- [What needs to be done]
Copy the items word for word, starting with the first line and stopping after the line that contains "colorbar-level-label: 15: [1412, 546, 1443, 575]".
** BEGIN Records shown **
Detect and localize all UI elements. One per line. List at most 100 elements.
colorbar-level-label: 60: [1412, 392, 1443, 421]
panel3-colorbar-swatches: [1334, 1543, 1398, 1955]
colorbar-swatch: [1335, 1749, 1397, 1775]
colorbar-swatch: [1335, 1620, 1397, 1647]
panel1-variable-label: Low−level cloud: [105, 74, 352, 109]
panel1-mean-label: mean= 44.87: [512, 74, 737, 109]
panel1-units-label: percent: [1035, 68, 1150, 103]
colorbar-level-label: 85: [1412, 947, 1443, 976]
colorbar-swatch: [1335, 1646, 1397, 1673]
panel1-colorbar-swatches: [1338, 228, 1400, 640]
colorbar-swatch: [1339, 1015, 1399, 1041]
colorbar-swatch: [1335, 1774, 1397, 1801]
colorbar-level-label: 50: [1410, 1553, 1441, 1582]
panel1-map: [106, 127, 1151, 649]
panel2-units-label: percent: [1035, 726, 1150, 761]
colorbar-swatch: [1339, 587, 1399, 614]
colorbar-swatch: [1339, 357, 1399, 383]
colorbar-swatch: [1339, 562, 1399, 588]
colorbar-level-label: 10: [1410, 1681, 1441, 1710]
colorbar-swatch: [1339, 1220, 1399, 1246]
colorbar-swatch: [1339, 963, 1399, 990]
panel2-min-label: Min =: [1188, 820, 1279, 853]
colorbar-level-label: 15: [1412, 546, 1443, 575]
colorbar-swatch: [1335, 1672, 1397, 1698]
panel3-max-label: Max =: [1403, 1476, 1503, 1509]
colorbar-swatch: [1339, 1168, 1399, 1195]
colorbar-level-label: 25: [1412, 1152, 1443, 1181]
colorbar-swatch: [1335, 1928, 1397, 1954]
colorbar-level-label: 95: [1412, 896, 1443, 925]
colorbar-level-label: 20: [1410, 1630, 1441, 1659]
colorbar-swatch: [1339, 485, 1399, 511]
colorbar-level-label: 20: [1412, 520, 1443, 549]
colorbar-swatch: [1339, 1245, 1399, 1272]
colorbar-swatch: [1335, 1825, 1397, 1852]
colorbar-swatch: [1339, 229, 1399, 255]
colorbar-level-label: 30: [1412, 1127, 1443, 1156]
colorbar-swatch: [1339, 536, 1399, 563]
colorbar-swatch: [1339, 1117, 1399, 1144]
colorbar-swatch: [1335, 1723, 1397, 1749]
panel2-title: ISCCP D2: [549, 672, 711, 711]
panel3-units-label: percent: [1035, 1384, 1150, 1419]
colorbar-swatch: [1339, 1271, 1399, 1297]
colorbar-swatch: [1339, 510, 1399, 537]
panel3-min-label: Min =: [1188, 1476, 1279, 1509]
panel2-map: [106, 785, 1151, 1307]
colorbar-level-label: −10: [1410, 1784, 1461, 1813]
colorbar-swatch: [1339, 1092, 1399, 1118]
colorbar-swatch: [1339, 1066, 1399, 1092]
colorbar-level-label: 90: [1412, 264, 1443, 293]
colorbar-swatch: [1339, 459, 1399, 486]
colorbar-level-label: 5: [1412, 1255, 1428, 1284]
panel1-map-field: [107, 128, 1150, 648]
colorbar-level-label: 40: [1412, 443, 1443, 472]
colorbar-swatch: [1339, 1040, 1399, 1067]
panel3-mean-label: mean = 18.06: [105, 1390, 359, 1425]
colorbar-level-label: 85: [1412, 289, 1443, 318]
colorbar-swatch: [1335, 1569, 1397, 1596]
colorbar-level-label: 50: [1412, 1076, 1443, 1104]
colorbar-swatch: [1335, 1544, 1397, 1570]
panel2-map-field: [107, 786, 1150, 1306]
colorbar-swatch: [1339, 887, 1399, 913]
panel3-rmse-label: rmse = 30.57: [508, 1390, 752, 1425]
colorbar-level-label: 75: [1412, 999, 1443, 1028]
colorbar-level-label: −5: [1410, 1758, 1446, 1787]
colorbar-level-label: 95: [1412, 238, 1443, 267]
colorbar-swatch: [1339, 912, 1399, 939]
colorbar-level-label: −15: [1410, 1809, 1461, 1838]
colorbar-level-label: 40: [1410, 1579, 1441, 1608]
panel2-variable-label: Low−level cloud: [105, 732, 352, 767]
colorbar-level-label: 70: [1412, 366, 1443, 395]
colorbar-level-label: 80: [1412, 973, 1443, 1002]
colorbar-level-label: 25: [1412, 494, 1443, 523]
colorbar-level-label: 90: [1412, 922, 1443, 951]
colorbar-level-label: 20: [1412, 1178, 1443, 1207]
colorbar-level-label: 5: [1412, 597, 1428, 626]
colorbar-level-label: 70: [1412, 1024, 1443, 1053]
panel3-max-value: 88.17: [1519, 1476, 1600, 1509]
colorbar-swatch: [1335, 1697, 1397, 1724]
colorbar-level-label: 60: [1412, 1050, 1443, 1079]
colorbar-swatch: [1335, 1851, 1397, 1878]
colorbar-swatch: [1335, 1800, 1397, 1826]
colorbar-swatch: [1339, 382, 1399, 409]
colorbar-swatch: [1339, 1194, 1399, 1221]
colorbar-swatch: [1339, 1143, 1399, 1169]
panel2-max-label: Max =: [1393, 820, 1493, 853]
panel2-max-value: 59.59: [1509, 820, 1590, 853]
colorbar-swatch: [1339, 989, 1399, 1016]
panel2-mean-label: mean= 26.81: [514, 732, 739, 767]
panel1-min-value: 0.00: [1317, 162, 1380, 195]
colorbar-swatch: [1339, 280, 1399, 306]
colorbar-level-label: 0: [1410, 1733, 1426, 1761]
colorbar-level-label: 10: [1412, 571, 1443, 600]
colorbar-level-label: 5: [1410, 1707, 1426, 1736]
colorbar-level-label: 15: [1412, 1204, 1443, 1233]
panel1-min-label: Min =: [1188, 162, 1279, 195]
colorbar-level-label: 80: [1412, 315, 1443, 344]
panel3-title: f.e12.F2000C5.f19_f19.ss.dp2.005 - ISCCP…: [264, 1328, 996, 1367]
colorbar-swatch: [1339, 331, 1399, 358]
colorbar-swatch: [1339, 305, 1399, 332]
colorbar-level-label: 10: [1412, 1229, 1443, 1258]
** END Records shown **
- [Correct response]
Detect and localize all UI elements. One per line. List at most 100 elements.
colorbar-level-label: 60: [1412, 392, 1443, 421]
panel3-colorbar-swatches: [1334, 1543, 1398, 1955]
colorbar-swatch: [1335, 1749, 1397, 1775]
colorbar-swatch: [1335, 1620, 1397, 1647]
panel1-variable-label: Low−level cloud: [105, 74, 352, 109]
panel1-mean-label: mean= 44.87: [512, 74, 737, 109]
panel1-units-label: percent: [1035, 68, 1150, 103]
colorbar-level-label: 85: [1412, 947, 1443, 976]
colorbar-swatch: [1335, 1646, 1397, 1673]
panel1-colorbar-swatches: [1338, 228, 1400, 640]
colorbar-swatch: [1339, 1015, 1399, 1041]
colorbar-swatch: [1335, 1774, 1397, 1801]
colorbar-level-label: 50: [1410, 1553, 1441, 1582]
panel1-map: [106, 127, 1151, 649]
panel2-units-label: percent: [1035, 726, 1150, 761]
colorbar-swatch: [1339, 587, 1399, 614]
colorbar-swatch: [1339, 357, 1399, 383]
colorbar-swatch: [1339, 562, 1399, 588]
colorbar-level-label: 10: [1410, 1681, 1441, 1710]
colorbar-swatch: [1339, 1220, 1399, 1246]
colorbar-swatch: [1339, 963, 1399, 990]
panel2-min-label: Min =: [1188, 820, 1279, 853]
colorbar-level-label: 15: [1412, 546, 1443, 575]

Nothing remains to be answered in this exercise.